To do — List the lines of this listing that hold the word "xlabel".

Material supplied —
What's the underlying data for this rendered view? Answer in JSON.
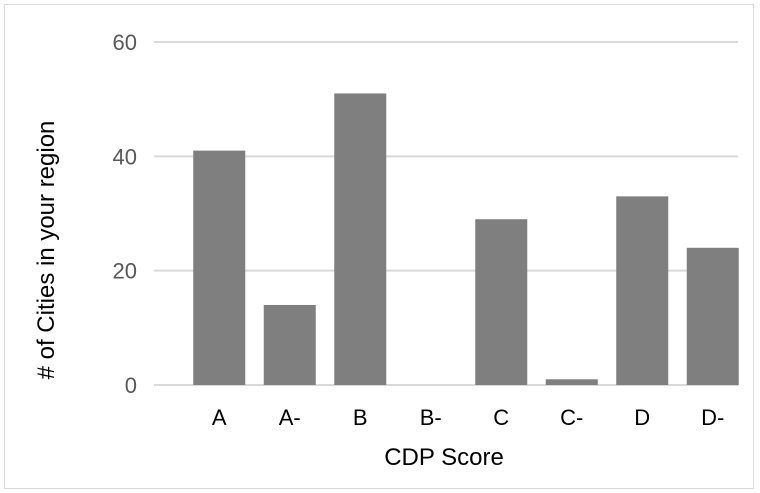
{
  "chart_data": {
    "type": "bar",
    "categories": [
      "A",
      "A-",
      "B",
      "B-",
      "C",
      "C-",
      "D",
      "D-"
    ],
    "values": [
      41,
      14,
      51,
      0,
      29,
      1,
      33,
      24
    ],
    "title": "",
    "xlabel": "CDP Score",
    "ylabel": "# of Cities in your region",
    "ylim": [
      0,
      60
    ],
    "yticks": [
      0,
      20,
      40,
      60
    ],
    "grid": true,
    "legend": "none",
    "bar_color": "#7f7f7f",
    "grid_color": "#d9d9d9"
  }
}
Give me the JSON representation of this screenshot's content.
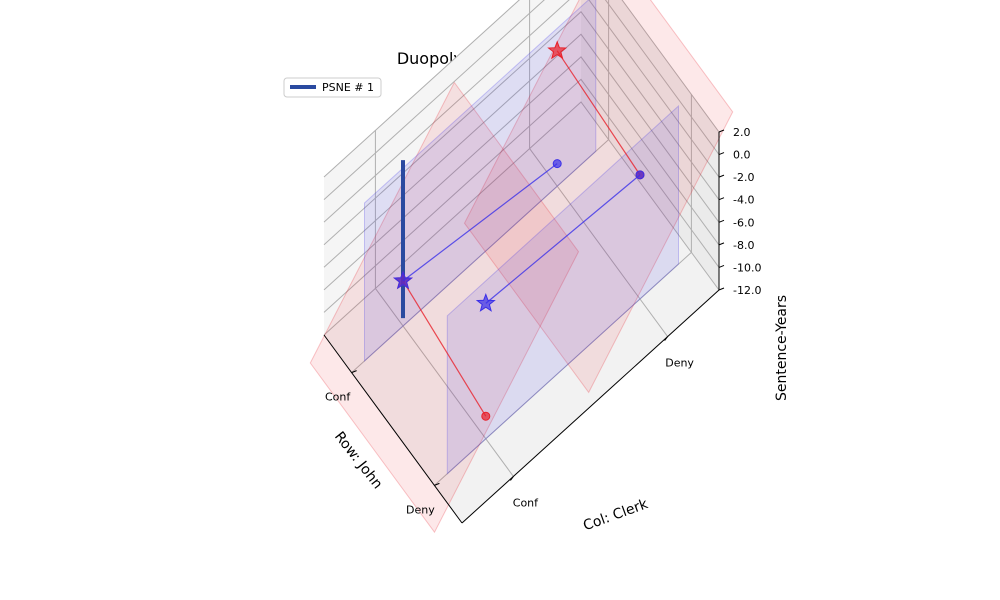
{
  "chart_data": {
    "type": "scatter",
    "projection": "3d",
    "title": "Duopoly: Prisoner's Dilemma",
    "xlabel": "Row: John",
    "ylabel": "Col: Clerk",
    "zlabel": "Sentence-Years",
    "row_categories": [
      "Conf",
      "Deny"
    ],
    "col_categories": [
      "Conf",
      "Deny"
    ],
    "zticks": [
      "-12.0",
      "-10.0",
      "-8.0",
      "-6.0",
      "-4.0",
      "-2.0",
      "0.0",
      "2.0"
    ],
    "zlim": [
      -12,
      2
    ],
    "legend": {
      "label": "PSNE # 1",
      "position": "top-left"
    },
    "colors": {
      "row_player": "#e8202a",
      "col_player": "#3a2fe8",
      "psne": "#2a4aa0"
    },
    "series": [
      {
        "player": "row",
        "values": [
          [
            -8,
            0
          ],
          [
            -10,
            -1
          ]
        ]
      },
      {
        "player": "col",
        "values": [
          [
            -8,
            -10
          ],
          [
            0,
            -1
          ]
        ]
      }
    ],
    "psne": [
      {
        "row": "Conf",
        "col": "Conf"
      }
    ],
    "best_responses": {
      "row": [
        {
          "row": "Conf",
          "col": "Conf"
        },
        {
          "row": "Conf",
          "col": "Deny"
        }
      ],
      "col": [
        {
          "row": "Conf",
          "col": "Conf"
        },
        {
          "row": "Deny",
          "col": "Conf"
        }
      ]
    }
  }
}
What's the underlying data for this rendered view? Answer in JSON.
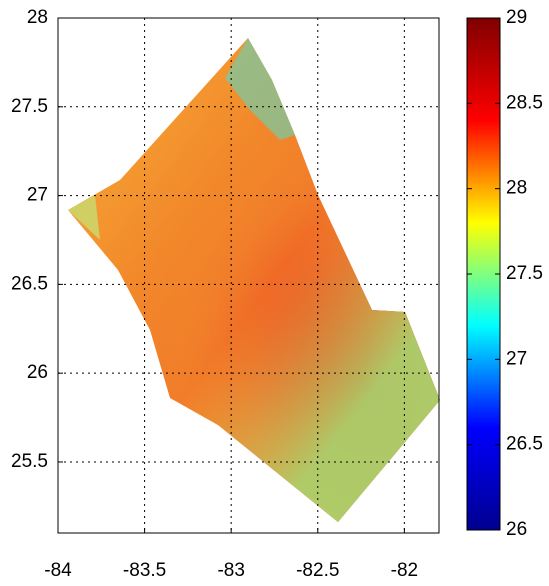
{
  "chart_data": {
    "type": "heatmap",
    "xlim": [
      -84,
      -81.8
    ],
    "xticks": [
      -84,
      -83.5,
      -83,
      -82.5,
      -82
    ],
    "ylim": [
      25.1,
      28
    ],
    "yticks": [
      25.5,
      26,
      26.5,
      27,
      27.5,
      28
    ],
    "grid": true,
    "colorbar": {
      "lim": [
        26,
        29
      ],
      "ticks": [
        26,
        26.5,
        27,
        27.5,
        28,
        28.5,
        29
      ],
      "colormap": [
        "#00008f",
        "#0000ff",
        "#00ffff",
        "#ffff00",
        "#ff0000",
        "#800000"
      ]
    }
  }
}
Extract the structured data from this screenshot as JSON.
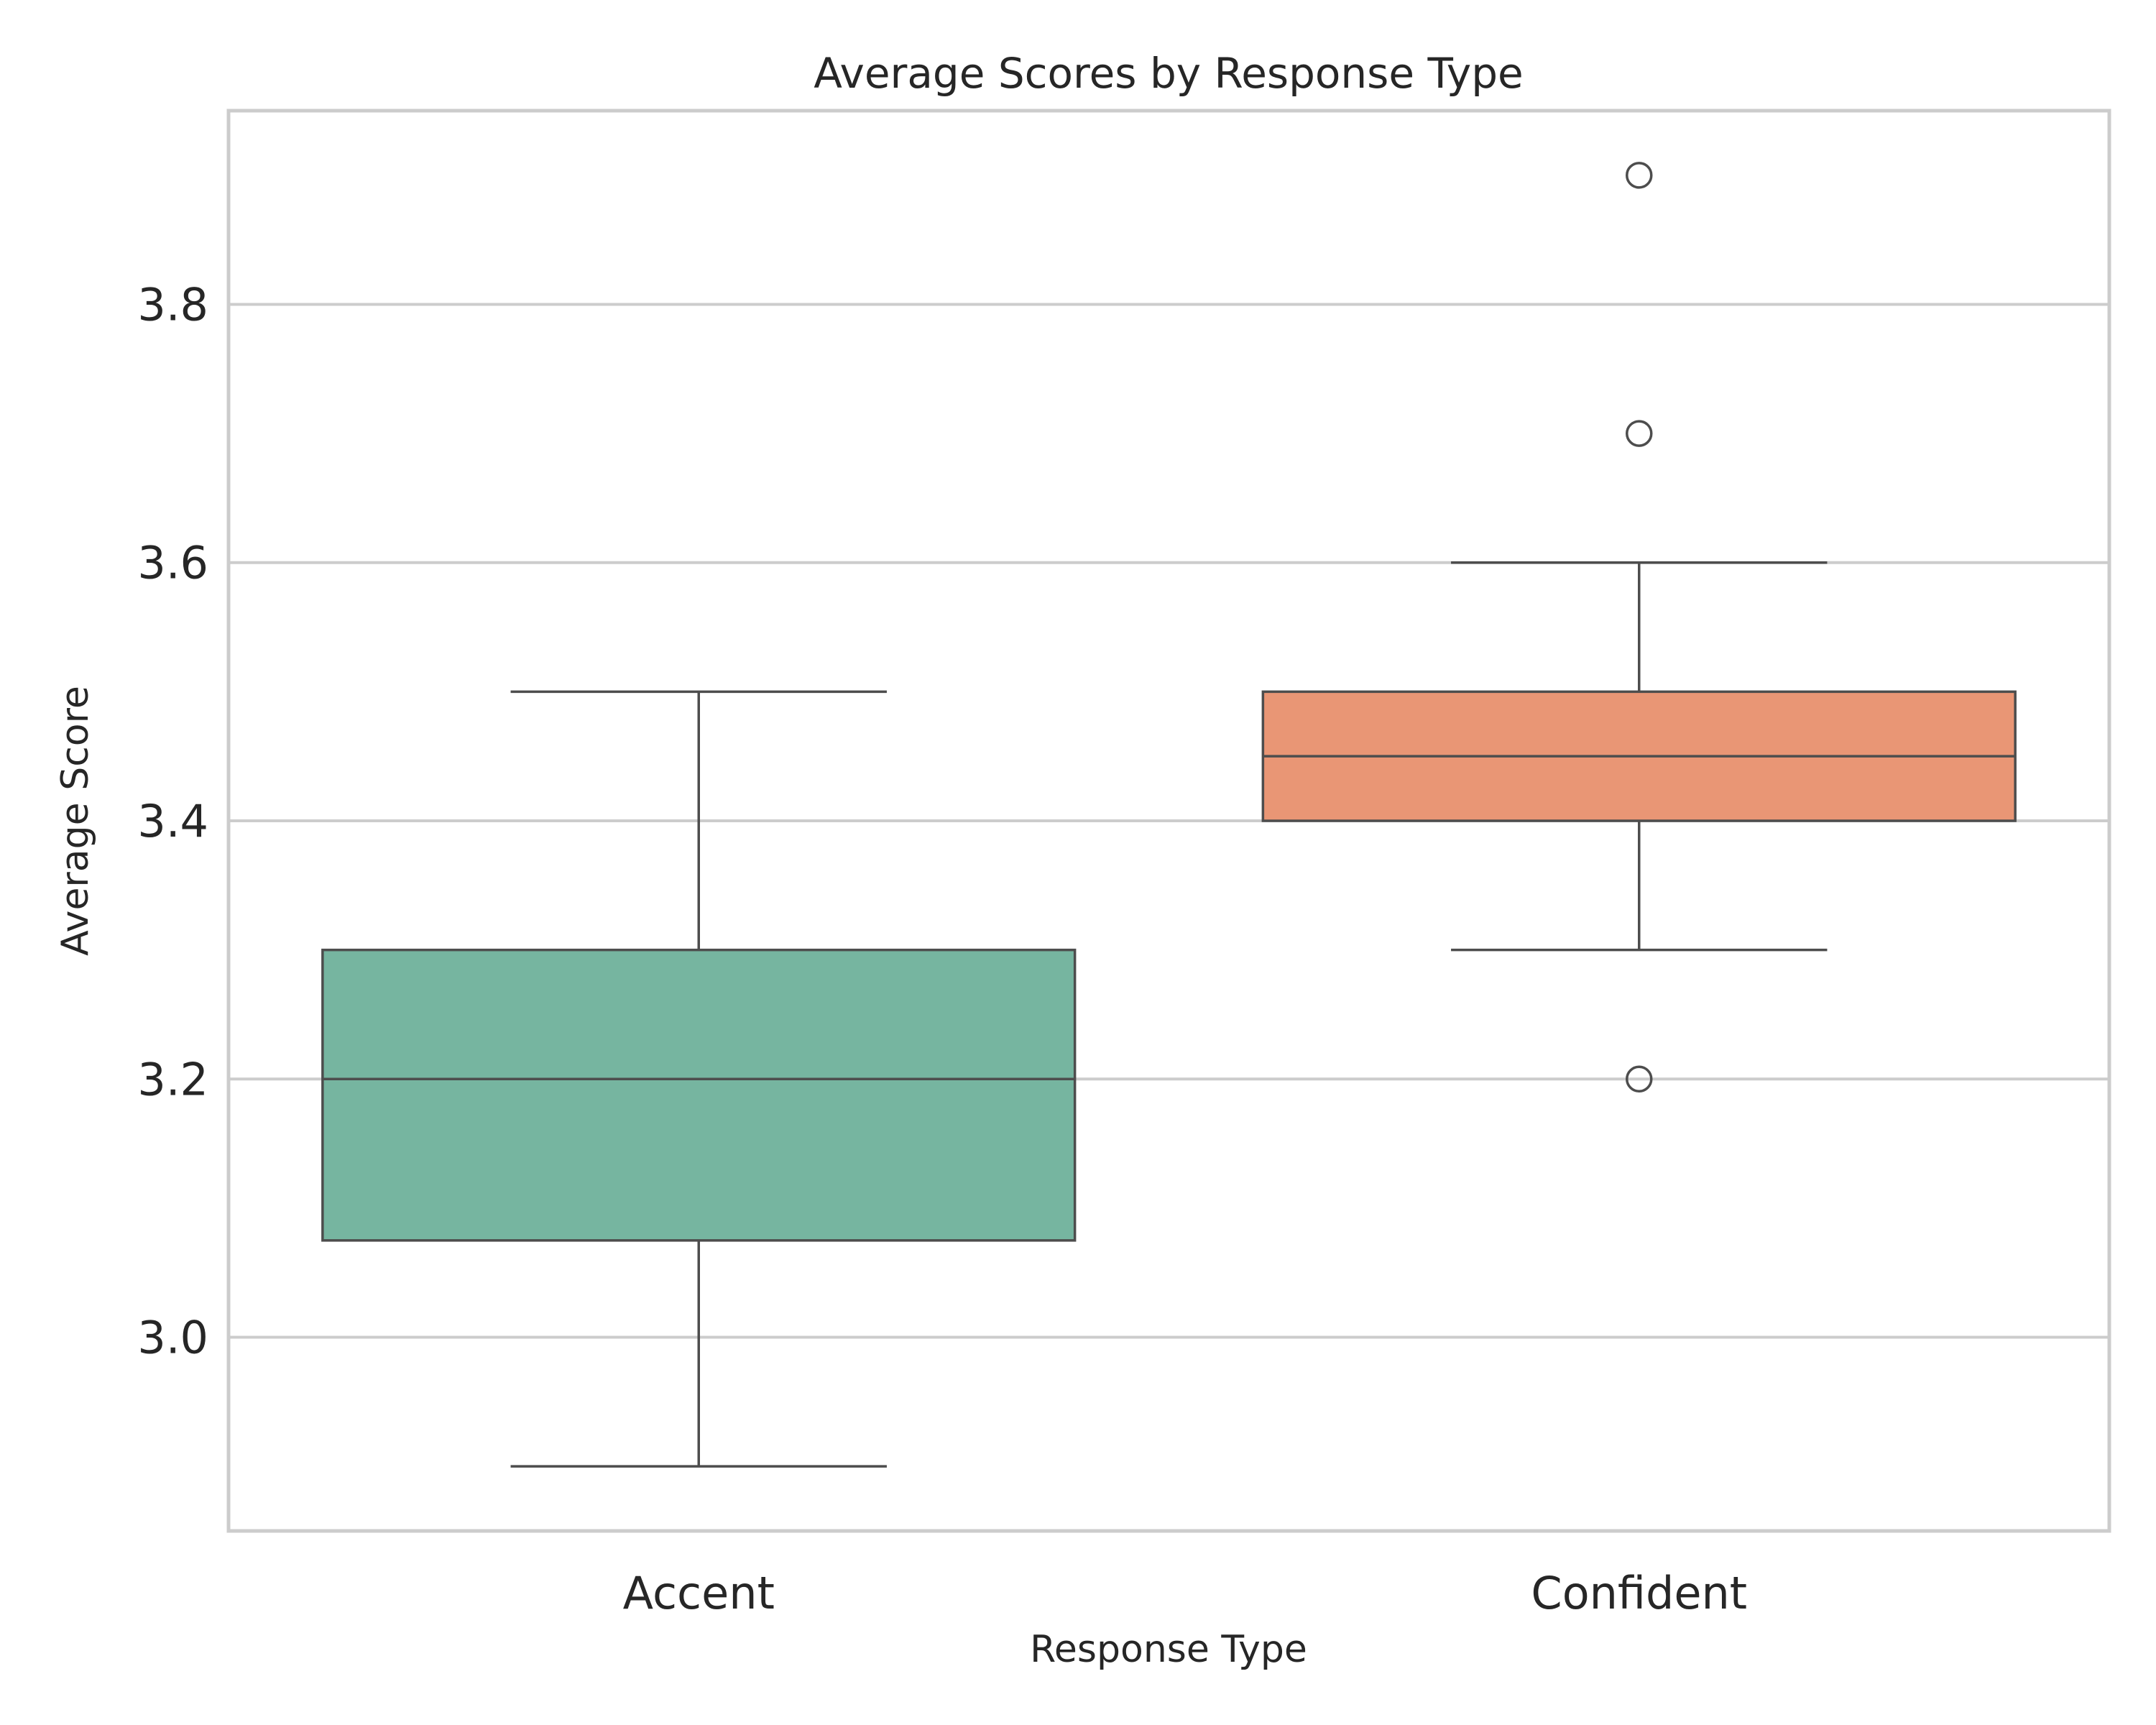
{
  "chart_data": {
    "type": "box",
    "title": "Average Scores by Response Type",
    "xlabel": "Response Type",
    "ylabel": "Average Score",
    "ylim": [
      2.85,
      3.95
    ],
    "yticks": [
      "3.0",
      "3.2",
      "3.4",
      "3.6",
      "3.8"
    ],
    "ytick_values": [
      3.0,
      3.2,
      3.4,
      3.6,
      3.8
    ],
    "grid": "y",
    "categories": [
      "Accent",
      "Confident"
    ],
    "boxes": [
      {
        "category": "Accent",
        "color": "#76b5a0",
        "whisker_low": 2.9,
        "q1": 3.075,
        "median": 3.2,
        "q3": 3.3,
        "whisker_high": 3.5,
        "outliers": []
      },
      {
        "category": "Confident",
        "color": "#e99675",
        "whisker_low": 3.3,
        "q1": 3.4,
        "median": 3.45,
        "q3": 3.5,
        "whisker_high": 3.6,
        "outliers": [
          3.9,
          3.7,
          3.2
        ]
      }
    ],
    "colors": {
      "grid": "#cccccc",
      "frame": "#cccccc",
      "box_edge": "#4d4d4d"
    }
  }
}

Correct response —
    "xlabel": "CDP Score",
    "xlabel": "Row: John",
    "xlabel": "Response Type",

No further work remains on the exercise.